### STATED GOAL
Write out the listing exactly as it is given.

####

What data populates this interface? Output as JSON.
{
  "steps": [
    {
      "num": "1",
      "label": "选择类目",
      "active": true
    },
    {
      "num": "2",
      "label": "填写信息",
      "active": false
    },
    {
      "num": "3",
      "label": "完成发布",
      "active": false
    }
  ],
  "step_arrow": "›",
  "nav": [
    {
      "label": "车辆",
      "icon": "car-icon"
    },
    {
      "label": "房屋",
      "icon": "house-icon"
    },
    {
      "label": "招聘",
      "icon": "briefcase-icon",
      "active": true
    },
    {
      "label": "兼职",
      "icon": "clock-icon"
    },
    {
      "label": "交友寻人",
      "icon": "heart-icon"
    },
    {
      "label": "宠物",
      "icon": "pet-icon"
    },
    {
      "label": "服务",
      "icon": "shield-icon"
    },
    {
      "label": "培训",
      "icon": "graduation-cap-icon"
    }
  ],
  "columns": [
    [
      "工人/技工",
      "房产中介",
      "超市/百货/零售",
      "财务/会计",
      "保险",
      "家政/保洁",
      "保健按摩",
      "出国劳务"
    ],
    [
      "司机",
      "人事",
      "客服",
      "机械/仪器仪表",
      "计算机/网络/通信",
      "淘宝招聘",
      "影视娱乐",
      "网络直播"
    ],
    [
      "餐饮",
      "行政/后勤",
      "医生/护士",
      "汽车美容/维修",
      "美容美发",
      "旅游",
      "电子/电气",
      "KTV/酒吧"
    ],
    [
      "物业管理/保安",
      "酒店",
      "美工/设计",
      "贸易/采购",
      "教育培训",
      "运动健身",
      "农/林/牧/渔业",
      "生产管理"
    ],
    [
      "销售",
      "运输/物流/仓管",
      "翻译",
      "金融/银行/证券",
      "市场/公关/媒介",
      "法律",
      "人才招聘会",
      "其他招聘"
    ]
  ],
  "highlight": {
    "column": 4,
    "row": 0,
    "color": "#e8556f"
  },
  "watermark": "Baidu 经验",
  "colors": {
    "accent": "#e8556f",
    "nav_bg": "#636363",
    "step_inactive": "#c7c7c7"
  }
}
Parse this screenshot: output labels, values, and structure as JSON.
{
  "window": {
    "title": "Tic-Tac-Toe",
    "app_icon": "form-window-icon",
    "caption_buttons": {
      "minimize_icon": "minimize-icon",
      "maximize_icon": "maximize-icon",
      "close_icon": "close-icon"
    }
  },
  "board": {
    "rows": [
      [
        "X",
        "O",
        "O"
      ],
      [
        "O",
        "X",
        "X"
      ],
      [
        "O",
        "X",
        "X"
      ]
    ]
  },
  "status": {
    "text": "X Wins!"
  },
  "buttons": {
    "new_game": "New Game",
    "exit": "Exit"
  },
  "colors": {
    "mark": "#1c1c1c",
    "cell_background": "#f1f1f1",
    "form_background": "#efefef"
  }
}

####

### REPLY
What data populates this interface? Output as JSON.
{
  "steps": [
    {
      "num": "1",
      "label": "选择类目",
      "active": true
    },
    {
      "num": "2",
      "label": "填写信息",
      "active": false
    },
    {
      "num": "3",
      "label": "完成发布",
      "active": false
    }
  ],
  "step_arrow": "›",
  "nav": [
    {
      "label": "车辆",
      "icon": "car-icon"
    },
    {
      "label": "房屋",
      "icon": "house-icon"
    },
    {
      "label": "招聘",
      "icon": "briefcase-icon",
      "active": true
    },
    {
      "label": "兼职",
      "icon": "clock-icon"
    },
    {
      "label": "交友寻人",
      "icon": "heart-icon"
    },
    {
      "label": "宠物",
      "icon": "pet-icon"
    },
    {
      "label": "服务",
      "icon": "shield-icon"
    },
    {
      "label": "培训",
      "icon": "graduation-cap-icon"
    }
  ],
  "columns": [
    [
      "工人/技工",
      "房产中介",
      "超市/百货/零售",
      "财务/会计",
      "保险",
      "家政/保洁",
      "保健按摩",
      "出国劳务"
    ],
    [
      "司机",
      "人事",
      "客服",
      "机械/仪器仪表",
      "计算机/网络/通信",
      "淘宝招聘",
      "影视娱乐",
      "网络直播"
    ],
    [
      "餐饮",
      "行政/后勤",
      "医生/护士",
      "汽车美容/维修",
      "美容美发",
      "旅游",
      "电子/电气",
      "KTV/酒吧"
    ],
    [
      "物业管理/保安",
      "酒店",
      "美工/设计",
      "贸易/采购",
      "教育培训",
      "运动健身",
      "农/林/牧/渔业",
      "生产管理"
    ],
    [
      "销售",
      "运输/物流/仓管",
      "翻译",
      "金融/银行/证券",
      "市场/公关/媒介",
      "法律",
      "人才招聘会",
      "其他招聘"
    ]
  ],
  "highlight": {
    "column": 4,
    "row": 0,
    "color": "#e8556f"
  },
  "watermark": "Baidu 经验",
  "colors": {
    "accent": "#e8556f",
    "nav_bg": "#636363",
    "step_inactive": "#c7c7c7"
  }
}
Parse this screenshot: output labels, values, and structure as JSON.
{
  "window": {
    "title": "Tic-Tac-Toe",
    "app_icon": "form-window-icon",
    "caption_buttons": {
      "minimize_icon": "minimize-icon",
      "maximize_icon": "maximize-icon",
      "close_icon": "close-icon"
    }
  },
  "board": {
    "rows": [
      [
        "X",
        "O",
        "O"
      ],
      [
        "O",
        "X",
        "X"
      ],
      [
        "O",
        "X",
        "X"
      ]
    ]
  },
  "status": {
    "text": "X Wins!"
  },
  "buttons": {
    "new_game": "New Game",
    "exit": "Exit"
  },
  "colors": {
    "mark": "#1c1c1c",
    "cell_background": "#f1f1f1",
    "form_background": "#efefef"
  }
}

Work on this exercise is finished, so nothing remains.